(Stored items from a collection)
## begin

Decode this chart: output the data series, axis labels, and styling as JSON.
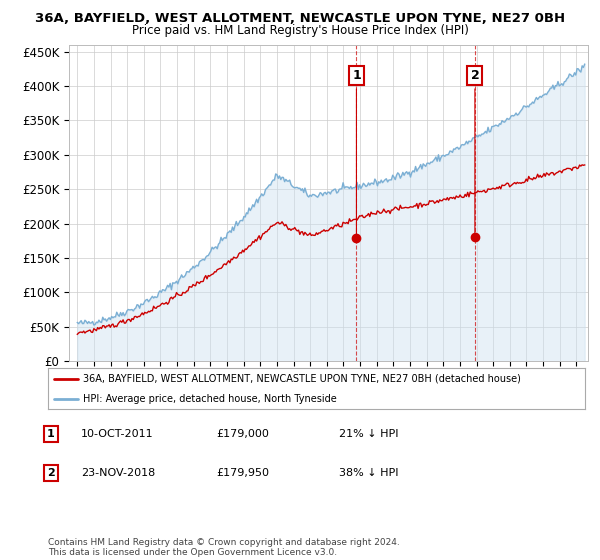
{
  "title": "36A, BAYFIELD, WEST ALLOTMENT, NEWCASTLE UPON TYNE, NE27 0BH",
  "subtitle": "Price paid vs. HM Land Registry's House Price Index (HPI)",
  "ylim": [
    0,
    460000
  ],
  "yticks": [
    0,
    50000,
    100000,
    150000,
    200000,
    250000,
    300000,
    350000,
    400000,
    450000
  ],
  "ytick_labels": [
    "£0",
    "£50K",
    "£100K",
    "£150K",
    "£200K",
    "£250K",
    "£300K",
    "£350K",
    "£400K",
    "£450K"
  ],
  "hpi_color": "#7bafd4",
  "hpi_fill_color": "#cce0f0",
  "price_color": "#cc0000",
  "legend_label_red": "36A, BAYFIELD, WEST ALLOTMENT, NEWCASTLE UPON TYNE, NE27 0BH (detached house)",
  "legend_label_blue": "HPI: Average price, detached house, North Tyneside",
  "annotation_1_date": "10-OCT-2011",
  "annotation_1_price": "£179,000",
  "annotation_1_pct": "21% ↓ HPI",
  "annotation_2_date": "23-NOV-2018",
  "annotation_2_price": "£179,950",
  "annotation_2_pct": "38% ↓ HPI",
  "footnote": "Contains HM Land Registry data © Crown copyright and database right 2024.\nThis data is licensed under the Open Government Licence v3.0.",
  "bg_color": "#ffffff",
  "grid_color": "#cccccc"
}
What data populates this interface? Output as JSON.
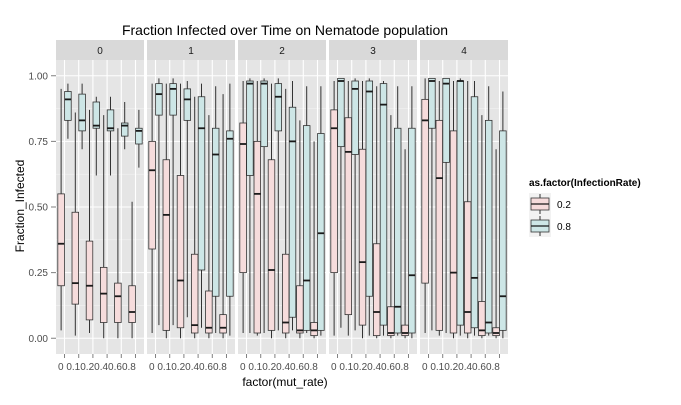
{
  "chart_data": {
    "type": "boxplot",
    "title": "Fraction Infected over Time on Nematode population",
    "xlabel": "factor(mut_rate)",
    "ylabel": "Fraction_Infected",
    "ylim": [
      -0.06,
      1.06
    ],
    "yticks": [
      "0.00",
      "0.25",
      "0.50",
      "0.75",
      "1.00"
    ],
    "ytick_values": [
      0,
      0.25,
      0.5,
      0.75,
      1.0
    ],
    "grid": true,
    "legend": {
      "title": "as.factor(InfectionRate)",
      "placement": "right",
      "entries": [
        {
          "label": "0.2",
          "fill": "#f6dcdc",
          "stroke": "#333333"
        },
        {
          "label": "0.8",
          "fill": "#cde6e6",
          "stroke": "#333333"
        }
      ]
    },
    "categories": [
      "0",
      "0.1",
      "0.2",
      "0.4",
      "0.6",
      "0.8"
    ],
    "category_label_rows": [
      "0 0.10.20.40.60.8",
      "0 0.10.20.40.60.8",
      "0 0.10.20.40.60.8",
      "0 0.10.20.40.60.8",
      "0 0.10.20.40.60.8"
    ],
    "series_names": [
      "0.2",
      "0.8"
    ],
    "panels": [
      {
        "strip": "0",
        "boxes": [
          [
            {
              "lo": 0.03,
              "q1": 0.2,
              "med": 0.36,
              "q3": 0.55,
              "hi": 0.95
            },
            {
              "lo": 0.76,
              "q1": 0.83,
              "med": 0.91,
              "q3": 0.94,
              "hi": 0.97
            }
          ],
          [
            {
              "lo": 0.01,
              "q1": 0.13,
              "med": 0.21,
              "q3": 0.48,
              "hi": 0.86
            },
            {
              "lo": 0.72,
              "q1": 0.79,
              "med": 0.83,
              "q3": 0.93,
              "hi": 0.97
            }
          ],
          [
            {
              "lo": 0.02,
              "q1": 0.07,
              "med": 0.2,
              "q3": 0.37,
              "hi": 0.87
            },
            {
              "lo": 0.62,
              "q1": 0.8,
              "med": 0.81,
              "q3": 0.9,
              "hi": 0.92
            }
          ],
          [
            {
              "lo": 0.0,
              "q1": 0.06,
              "med": 0.17,
              "q3": 0.27,
              "hi": 0.85
            },
            {
              "lo": 0.62,
              "q1": 0.79,
              "med": 0.8,
              "q3": 0.87,
              "hi": 0.92
            }
          ],
          [
            {
              "lo": 0.0,
              "q1": 0.06,
              "med": 0.16,
              "q3": 0.21,
              "hi": 0.8
            },
            {
              "lo": 0.72,
              "q1": 0.77,
              "med": 0.81,
              "q3": 0.82,
              "hi": 0.9
            }
          ],
          [
            {
              "lo": 0.0,
              "q1": 0.06,
              "med": 0.1,
              "q3": 0.2,
              "hi": 0.52
            },
            {
              "lo": 0.65,
              "q1": 0.74,
              "med": 0.79,
              "q3": 0.8,
              "hi": 0.87
            }
          ]
        ]
      },
      {
        "strip": "1",
        "boxes": [
          [
            {
              "lo": 0.02,
              "q1": 0.34,
              "med": 0.64,
              "q3": 0.75,
              "hi": 0.97
            },
            {
              "lo": 0.05,
              "q1": 0.85,
              "med": 0.93,
              "q3": 0.97,
              "hi": 0.99
            }
          ],
          [
            {
              "lo": 0.0,
              "q1": 0.03,
              "med": 0.47,
              "q3": 0.68,
              "hi": 0.97
            },
            {
              "lo": 0.05,
              "q1": 0.85,
              "med": 0.95,
              "q3": 0.97,
              "hi": 0.99
            }
          ],
          [
            {
              "lo": 0.0,
              "q1": 0.04,
              "med": 0.22,
              "q3": 0.62,
              "hi": 0.97
            },
            {
              "lo": 0.08,
              "q1": 0.83,
              "med": 0.91,
              "q3": 0.95,
              "hi": 0.98
            }
          ],
          [
            {
              "lo": 0.0,
              "q1": 0.02,
              "med": 0.05,
              "q3": 0.32,
              "hi": 0.92
            },
            {
              "lo": 0.04,
              "q1": 0.26,
              "med": 0.8,
              "q3": 0.92,
              "hi": 0.97
            }
          ],
          [
            {
              "lo": 0.0,
              "q1": 0.02,
              "med": 0.04,
              "q3": 0.18,
              "hi": 0.85
            },
            {
              "lo": 0.02,
              "q1": 0.16,
              "med": 0.7,
              "q3": 0.8,
              "hi": 0.96
            }
          ],
          [
            {
              "lo": 0.0,
              "q1": 0.02,
              "med": 0.04,
              "q3": 0.09,
              "hi": 0.93
            },
            {
              "lo": 0.01,
              "q1": 0.16,
              "med": 0.76,
              "q3": 0.79,
              "hi": 0.97
            }
          ]
        ]
      },
      {
        "strip": "2",
        "boxes": [
          [
            {
              "lo": 0.02,
              "q1": 0.25,
              "med": 0.74,
              "q3": 0.82,
              "hi": 0.98
            },
            {
              "lo": 0.02,
              "q1": 0.62,
              "med": 0.97,
              "q3": 0.98,
              "hi": 0.99
            }
          ],
          [
            {
              "lo": 0.01,
              "q1": 0.02,
              "med": 0.55,
              "q3": 0.75,
              "hi": 0.98
            },
            {
              "lo": 0.02,
              "q1": 0.73,
              "med": 0.97,
              "q3": 0.98,
              "hi": 0.99
            }
          ],
          [
            {
              "lo": 0.0,
              "q1": 0.03,
              "med": 0.26,
              "q3": 0.68,
              "hi": 0.97
            },
            {
              "lo": 0.03,
              "q1": 0.79,
              "med": 0.92,
              "q3": 0.97,
              "hi": 0.99
            }
          ],
          [
            {
              "lo": 0.0,
              "q1": 0.02,
              "med": 0.06,
              "q3": 0.32,
              "hi": 0.95
            },
            {
              "lo": 0.03,
              "q1": 0.08,
              "med": 0.75,
              "q3": 0.88,
              "hi": 0.98
            }
          ],
          [
            {
              "lo": 0.0,
              "q1": 0.02,
              "med": 0.03,
              "q3": 0.2,
              "hi": 0.83
            },
            {
              "lo": 0.02,
              "q1": 0.03,
              "med": 0.22,
              "q3": 0.81,
              "hi": 0.96
            }
          ],
          [
            {
              "lo": 0.0,
              "q1": 0.01,
              "med": 0.03,
              "q3": 0.06,
              "hi": 0.75
            },
            {
              "lo": 0.01,
              "q1": 0.03,
              "med": 0.4,
              "q3": 0.78,
              "hi": 0.96
            }
          ]
        ]
      },
      {
        "strip": "3",
        "boxes": [
          [
            {
              "lo": 0.01,
              "q1": 0.25,
              "med": 0.8,
              "q3": 0.87,
              "hi": 0.98
            },
            {
              "lo": 0.04,
              "q1": 0.73,
              "med": 0.98,
              "q3": 0.99,
              "hi": 0.99
            }
          ],
          [
            {
              "lo": 0.01,
              "q1": 0.09,
              "med": 0.71,
              "q3": 0.84,
              "hi": 0.98
            },
            {
              "lo": 0.03,
              "q1": 0.7,
              "med": 0.95,
              "q3": 0.98,
              "hi": 0.99
            }
          ],
          [
            {
              "lo": 0.0,
              "q1": 0.05,
              "med": 0.29,
              "q3": 0.72,
              "hi": 0.98
            },
            {
              "lo": 0.01,
              "q1": 0.16,
              "med": 0.94,
              "q3": 0.98,
              "hi": 0.99
            }
          ],
          [
            {
              "lo": 0.0,
              "q1": 0.01,
              "med": 0.1,
              "q3": 0.36,
              "hi": 0.96
            },
            {
              "lo": 0.01,
              "q1": 0.05,
              "med": 0.89,
              "q3": 0.97,
              "hi": 0.98
            }
          ],
          [
            {
              "lo": 0.0,
              "q1": 0.01,
              "med": 0.02,
              "q3": 0.12,
              "hi": 0.85
            },
            {
              "lo": 0.01,
              "q1": 0.02,
              "med": 0.12,
              "q3": 0.8,
              "hi": 0.96
            }
          ],
          [
            {
              "lo": 0.0,
              "q1": 0.01,
              "med": 0.02,
              "q3": 0.05,
              "hi": 0.72
            },
            {
              "lo": 0.0,
              "q1": 0.02,
              "med": 0.24,
              "q3": 0.8,
              "hi": 0.96
            }
          ]
        ]
      },
      {
        "strip": "4",
        "boxes": [
          [
            {
              "lo": 0.02,
              "q1": 0.21,
              "med": 0.83,
              "q3": 0.91,
              "hi": 0.99
            },
            {
              "lo": 0.03,
              "q1": 0.8,
              "med": 0.98,
              "q3": 0.99,
              "hi": 0.99
            }
          ],
          [
            {
              "lo": 0.01,
              "q1": 0.03,
              "med": 0.61,
              "q3": 0.83,
              "hi": 0.98
            },
            {
              "lo": 0.02,
              "q1": 0.67,
              "med": 0.97,
              "q3": 0.99,
              "hi": 0.99
            }
          ],
          [
            {
              "lo": 0.0,
              "q1": 0.02,
              "med": 0.25,
              "q3": 0.79,
              "hi": 0.98
            },
            {
              "lo": 0.01,
              "q1": 0.05,
              "med": 0.98,
              "q3": 0.98,
              "hi": 0.99
            }
          ],
          [
            {
              "lo": 0.0,
              "q1": 0.02,
              "med": 0.1,
              "q3": 0.52,
              "hi": 0.98
            },
            {
              "lo": 0.01,
              "q1": 0.04,
              "med": 0.23,
              "q3": 0.92,
              "hi": 0.98
            }
          ],
          [
            {
              "lo": 0.0,
              "q1": 0.01,
              "med": 0.03,
              "q3": 0.14,
              "hi": 0.85
            },
            {
              "lo": 0.01,
              "q1": 0.02,
              "med": 0.06,
              "q3": 0.83,
              "hi": 0.96
            }
          ],
          [
            {
              "lo": 0.0,
              "q1": 0.01,
              "med": 0.02,
              "q3": 0.04,
              "hi": 0.72
            },
            {
              "lo": 0.0,
              "q1": 0.03,
              "med": 0.16,
              "q3": 0.79,
              "hi": 0.94
            }
          ]
        ]
      }
    ]
  }
}
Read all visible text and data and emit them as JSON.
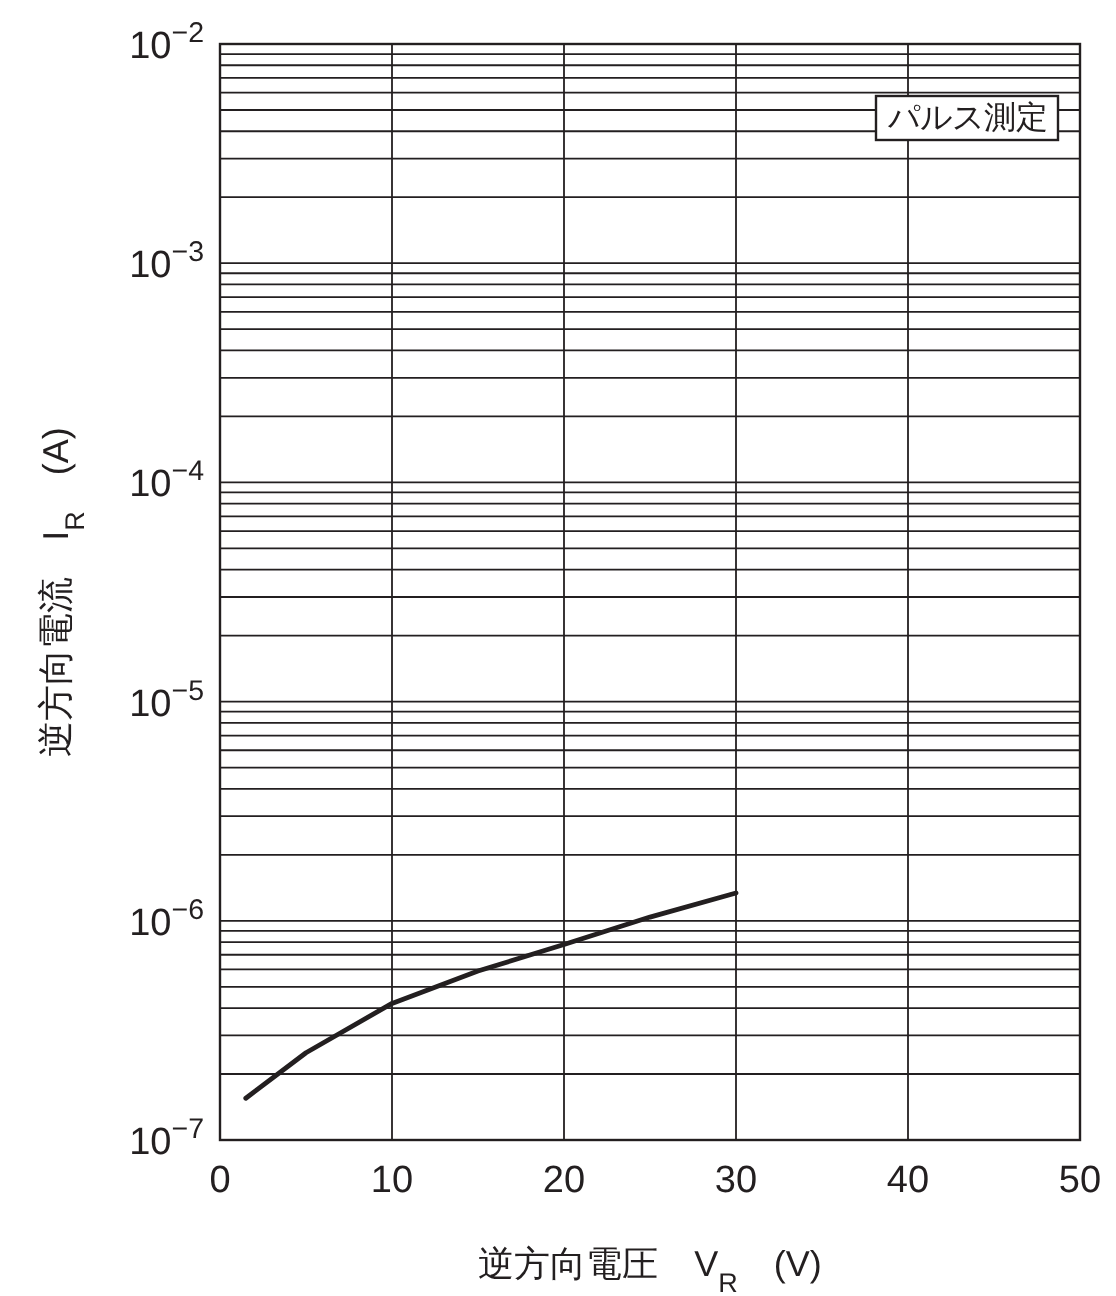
{
  "chart_data": {
    "type": "line",
    "xlabel": "逆方向電圧　V$_{R}$　(V)",
    "ylabel": "逆方向電流　I$_{R}$　(A)",
    "log": true,
    "grid": true,
    "xlim": [
      0,
      50
    ],
    "xticks": [
      0,
      10,
      20,
      30,
      40,
      50
    ],
    "ylim": [
      1e-07,
      0.01
    ],
    "yticks": [
      {
        "value": 1e-07,
        "label": "10$^{−7}$"
      },
      {
        "value": 1e-06,
        "label": "10$^{−6}$"
      },
      {
        "value": 1e-05,
        "label": "10$^{−5}$"
      },
      {
        "value": 0.0001,
        "label": "10$^{−4}$"
      },
      {
        "value": 0.001,
        "label": "10$^{−3}$"
      },
      {
        "value": 0.01,
        "label": "10$^{−2}$"
      }
    ],
    "x": [
      1.5,
      5,
      10,
      15,
      20,
      25,
      30
    ],
    "series": [
      {
        "color": "#231f20",
        "values": [
          1.55e-07,
          2.5e-07,
          4.2e-07,
          5.9e-07,
          7.8e-07,
          1.04e-06,
          1.34e-06
        ]
      }
    ],
    "annotations": [
      "パルス測定"
    ]
  }
}
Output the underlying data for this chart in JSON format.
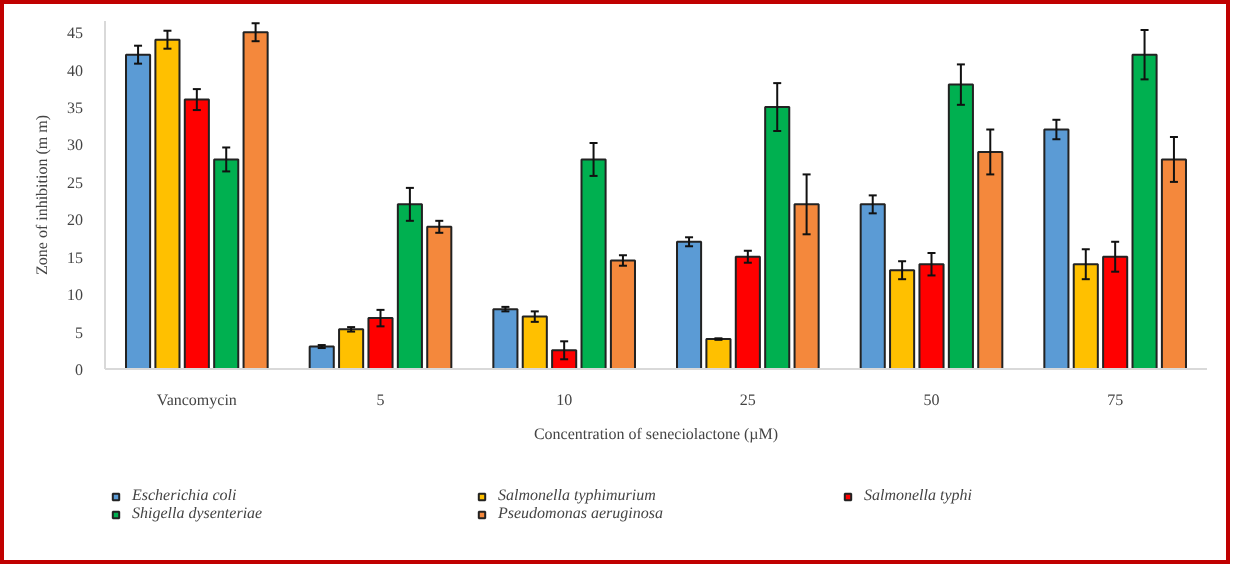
{
  "chart_data": {
    "type": "bar",
    "xlabel": "Concentration of seneciolactone (µM)",
    "ylabel": "Zone of inhibition (m m)",
    "categories": [
      "Vancomycin",
      "5",
      "10",
      "25",
      "50",
      "75"
    ],
    "series": [
      {
        "name": "Escherichia coli",
        "color": "#5b9bd5",
        "values": [
          42,
          3,
          8,
          17,
          22,
          32
        ],
        "errors": [
          1.2,
          0.2,
          0.3,
          0.6,
          1.2,
          1.3
        ]
      },
      {
        "name": "Salmonella typhimurium",
        "color": "#ffc000",
        "values": [
          44,
          5.3,
          7,
          4,
          13.2,
          14
        ],
        "errors": [
          1.2,
          0.3,
          0.7,
          0.1,
          1.2,
          2
        ]
      },
      {
        "name": "Salmonella typhi",
        "color": "#ff0000",
        "values": [
          36,
          6.8,
          2.5,
          15,
          14,
          15
        ],
        "errors": [
          1.4,
          1.1,
          1.2,
          0.8,
          1.5,
          2
        ]
      },
      {
        "name": "Shigella dysenteriae",
        "color": "#00b050",
        "values": [
          28,
          22,
          28,
          35,
          38,
          42
        ],
        "errors": [
          1.6,
          2.2,
          2.2,
          3.2,
          2.7,
          3.3
        ]
      },
      {
        "name": "Pseudomonas aeruginosa",
        "color": "#f4883c",
        "values": [
          45,
          19,
          14.5,
          22,
          29,
          28
        ],
        "errors": [
          1.2,
          0.8,
          0.7,
          4,
          3,
          3
        ]
      }
    ],
    "ylim": [
      0,
      46.5
    ],
    "yticks": [
      0,
      5,
      10,
      15,
      20,
      25,
      30,
      35,
      40,
      45
    ],
    "grid": false,
    "legend": "bottom"
  }
}
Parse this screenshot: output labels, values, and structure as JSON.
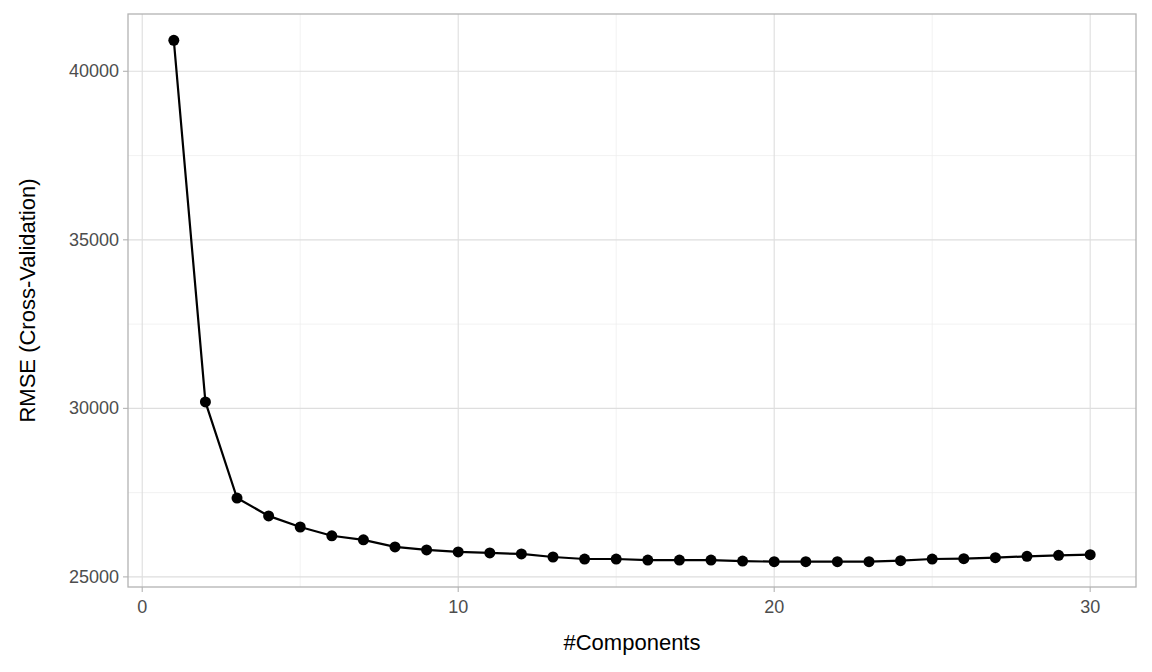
{
  "chart_data": {
    "type": "line",
    "x_label": "#Components",
    "y_label": "RMSE (Cross-Validation)",
    "x": [
      1,
      2,
      3,
      4,
      5,
      6,
      7,
      8,
      9,
      10,
      11,
      12,
      13,
      14,
      15,
      16,
      17,
      18,
      19,
      20,
      21,
      22,
      23,
      24,
      25,
      26,
      27,
      28,
      29,
      30
    ],
    "series": [
      {
        "name": "RMSE",
        "color": "#000000",
        "marker": "circle",
        "line_style": "solid",
        "values": [
          40920,
          30190,
          27340,
          26810,
          26480,
          26220,
          26100,
          25890,
          25800,
          25740,
          25710,
          25680,
          25590,
          25530,
          25530,
          25500,
          25500,
          25500,
          25470,
          25450,
          25450,
          25450,
          25450,
          25480,
          25530,
          25540,
          25570,
          25610,
          25640,
          25660
        ]
      }
    ],
    "xlim": [
      -0.45,
      31.45
    ],
    "ylim": [
      24700,
      41700
    ],
    "xticks": [
      0,
      10,
      20,
      30
    ],
    "yticks": [
      25000,
      30000,
      35000,
      40000
    ],
    "grid": true
  }
}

## end

Identify all lines where the word "true" shows up. Copy them.

    "grid": true,
    "log": true,
    "grid": true,
    "grid": true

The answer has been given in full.